Instructions to follow -> Copy the entries word for word, from the first one down to and including the line that contains "dining-table-icon [353, 95, 438, 180]".

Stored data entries

::::

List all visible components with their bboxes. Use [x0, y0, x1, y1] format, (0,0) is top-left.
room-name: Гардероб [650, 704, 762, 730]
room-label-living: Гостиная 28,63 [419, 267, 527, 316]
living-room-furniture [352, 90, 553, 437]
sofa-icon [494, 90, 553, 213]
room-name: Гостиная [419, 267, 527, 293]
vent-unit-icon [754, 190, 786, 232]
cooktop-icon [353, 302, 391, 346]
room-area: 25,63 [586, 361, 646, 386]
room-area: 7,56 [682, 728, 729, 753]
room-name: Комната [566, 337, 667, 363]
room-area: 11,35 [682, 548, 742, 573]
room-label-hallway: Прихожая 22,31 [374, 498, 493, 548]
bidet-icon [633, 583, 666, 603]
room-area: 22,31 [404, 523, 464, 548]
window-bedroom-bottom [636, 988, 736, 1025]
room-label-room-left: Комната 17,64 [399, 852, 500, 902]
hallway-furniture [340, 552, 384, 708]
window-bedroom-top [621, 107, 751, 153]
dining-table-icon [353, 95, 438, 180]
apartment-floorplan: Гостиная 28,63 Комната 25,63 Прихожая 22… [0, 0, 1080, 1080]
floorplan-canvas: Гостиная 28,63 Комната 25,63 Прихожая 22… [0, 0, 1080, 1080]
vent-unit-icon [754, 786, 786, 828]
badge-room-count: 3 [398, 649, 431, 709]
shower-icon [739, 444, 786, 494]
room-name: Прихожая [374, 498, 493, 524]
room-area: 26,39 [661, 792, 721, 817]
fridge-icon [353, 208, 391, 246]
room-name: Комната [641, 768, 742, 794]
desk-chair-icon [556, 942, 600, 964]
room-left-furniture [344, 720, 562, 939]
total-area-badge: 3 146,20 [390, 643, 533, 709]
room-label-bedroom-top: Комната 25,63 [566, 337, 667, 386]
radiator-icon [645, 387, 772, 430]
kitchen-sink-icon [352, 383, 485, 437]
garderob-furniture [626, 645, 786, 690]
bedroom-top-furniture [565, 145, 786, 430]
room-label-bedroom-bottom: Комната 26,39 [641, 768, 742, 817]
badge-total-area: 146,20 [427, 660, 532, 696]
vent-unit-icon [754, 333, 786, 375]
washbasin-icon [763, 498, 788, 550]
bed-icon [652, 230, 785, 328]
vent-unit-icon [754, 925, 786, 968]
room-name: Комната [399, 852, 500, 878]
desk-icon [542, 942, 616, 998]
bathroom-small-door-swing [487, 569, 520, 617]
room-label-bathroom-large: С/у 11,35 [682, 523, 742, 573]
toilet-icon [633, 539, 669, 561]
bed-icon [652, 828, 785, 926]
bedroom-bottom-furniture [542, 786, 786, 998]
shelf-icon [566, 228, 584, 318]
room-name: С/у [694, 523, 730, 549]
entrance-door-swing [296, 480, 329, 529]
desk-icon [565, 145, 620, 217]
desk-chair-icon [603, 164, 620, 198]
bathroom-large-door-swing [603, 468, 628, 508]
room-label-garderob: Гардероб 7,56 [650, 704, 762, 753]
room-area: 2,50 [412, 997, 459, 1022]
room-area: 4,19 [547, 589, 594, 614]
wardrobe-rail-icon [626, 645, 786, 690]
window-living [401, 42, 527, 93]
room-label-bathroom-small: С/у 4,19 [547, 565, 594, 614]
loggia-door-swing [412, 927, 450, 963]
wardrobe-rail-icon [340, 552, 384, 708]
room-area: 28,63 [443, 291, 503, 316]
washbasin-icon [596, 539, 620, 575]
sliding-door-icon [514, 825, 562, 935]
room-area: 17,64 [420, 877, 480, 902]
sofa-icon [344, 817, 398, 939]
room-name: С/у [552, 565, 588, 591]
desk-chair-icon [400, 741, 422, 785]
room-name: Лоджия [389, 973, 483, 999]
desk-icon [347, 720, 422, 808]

::::

Correct output ->
List all visible components with their bboxes. Use [x0, y0, x1, y1] format, (0,0) is top-left.
room-name: Гардероб [650, 704, 762, 730]
room-label-living: Гостиная 28,63 [419, 267, 527, 316]
living-room-furniture [352, 90, 553, 437]
sofa-icon [494, 90, 553, 213]
room-name: Гостиная [419, 267, 527, 293]
vent-unit-icon [754, 190, 786, 232]
cooktop-icon [353, 302, 391, 346]
room-area: 25,63 [586, 361, 646, 386]
room-area: 7,56 [682, 728, 729, 753]
room-name: Комната [566, 337, 667, 363]
room-area: 11,35 [682, 548, 742, 573]
room-label-hallway: Прихожая 22,31 [374, 498, 493, 548]
bidet-icon [633, 583, 666, 603]
room-area: 22,31 [404, 523, 464, 548]
window-bedroom-bottom [636, 988, 736, 1025]
room-label-room-left: Комната 17,64 [399, 852, 500, 902]
hallway-furniture [340, 552, 384, 708]
window-bedroom-top [621, 107, 751, 153]
dining-table-icon [353, 95, 438, 180]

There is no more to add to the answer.